_Task instructions_:
Pull every line containing "color" out of the material below.

** Start of The records **

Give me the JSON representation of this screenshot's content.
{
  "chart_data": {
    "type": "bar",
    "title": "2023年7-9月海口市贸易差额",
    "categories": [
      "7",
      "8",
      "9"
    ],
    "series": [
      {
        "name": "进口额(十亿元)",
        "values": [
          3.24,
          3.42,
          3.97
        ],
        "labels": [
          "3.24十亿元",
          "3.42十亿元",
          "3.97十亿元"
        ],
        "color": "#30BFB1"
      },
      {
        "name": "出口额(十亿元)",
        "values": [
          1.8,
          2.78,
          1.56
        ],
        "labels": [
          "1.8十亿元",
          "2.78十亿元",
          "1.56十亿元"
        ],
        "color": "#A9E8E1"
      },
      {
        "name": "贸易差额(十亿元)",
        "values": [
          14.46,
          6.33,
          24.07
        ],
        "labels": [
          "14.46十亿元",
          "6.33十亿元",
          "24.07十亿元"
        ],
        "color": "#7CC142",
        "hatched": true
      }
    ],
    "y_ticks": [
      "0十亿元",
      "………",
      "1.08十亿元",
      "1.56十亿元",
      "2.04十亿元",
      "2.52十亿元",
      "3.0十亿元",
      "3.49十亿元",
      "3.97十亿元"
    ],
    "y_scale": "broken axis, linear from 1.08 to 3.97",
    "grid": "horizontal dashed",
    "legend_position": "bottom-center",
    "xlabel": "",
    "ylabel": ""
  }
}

** End of The records **

_Output below_:
        "color": "#30BFB1"
        "color": "#A9E8E1"
        "color": "#7CC142",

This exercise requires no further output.